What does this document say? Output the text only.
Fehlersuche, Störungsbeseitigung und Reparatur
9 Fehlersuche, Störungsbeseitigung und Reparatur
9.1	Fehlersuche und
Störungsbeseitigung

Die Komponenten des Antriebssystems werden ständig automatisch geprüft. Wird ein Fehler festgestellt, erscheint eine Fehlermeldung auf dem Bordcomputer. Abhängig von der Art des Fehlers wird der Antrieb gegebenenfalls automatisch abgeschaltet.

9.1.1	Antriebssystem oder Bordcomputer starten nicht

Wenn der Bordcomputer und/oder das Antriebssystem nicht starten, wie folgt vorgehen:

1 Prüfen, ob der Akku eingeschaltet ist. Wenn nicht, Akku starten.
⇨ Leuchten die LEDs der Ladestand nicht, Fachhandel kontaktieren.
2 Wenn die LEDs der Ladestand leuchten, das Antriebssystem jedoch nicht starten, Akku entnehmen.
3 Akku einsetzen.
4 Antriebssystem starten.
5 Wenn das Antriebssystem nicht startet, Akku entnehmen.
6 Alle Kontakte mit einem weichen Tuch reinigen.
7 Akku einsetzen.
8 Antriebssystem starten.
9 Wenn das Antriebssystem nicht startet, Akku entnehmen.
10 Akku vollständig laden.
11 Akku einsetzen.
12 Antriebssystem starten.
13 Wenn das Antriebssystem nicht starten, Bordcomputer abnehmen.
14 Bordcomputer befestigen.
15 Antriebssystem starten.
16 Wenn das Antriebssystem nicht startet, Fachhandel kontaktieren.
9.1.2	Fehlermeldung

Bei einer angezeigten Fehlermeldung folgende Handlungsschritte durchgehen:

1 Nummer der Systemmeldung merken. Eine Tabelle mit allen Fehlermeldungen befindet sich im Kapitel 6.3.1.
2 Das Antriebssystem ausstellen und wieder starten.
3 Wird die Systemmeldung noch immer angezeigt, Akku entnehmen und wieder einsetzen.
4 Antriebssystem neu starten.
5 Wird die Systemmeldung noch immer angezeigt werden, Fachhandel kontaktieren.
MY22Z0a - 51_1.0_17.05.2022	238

(Directive)
Copy out all lines from the material above that contain the string "noch".

(Solution)
3 Wird die Systemmeldung noch immer angezeigt, Akku entnehmen und wieder einsetzen.
5 Wird die Systemmeldung noch immer angezeigt werden, Fachhandel kontaktieren.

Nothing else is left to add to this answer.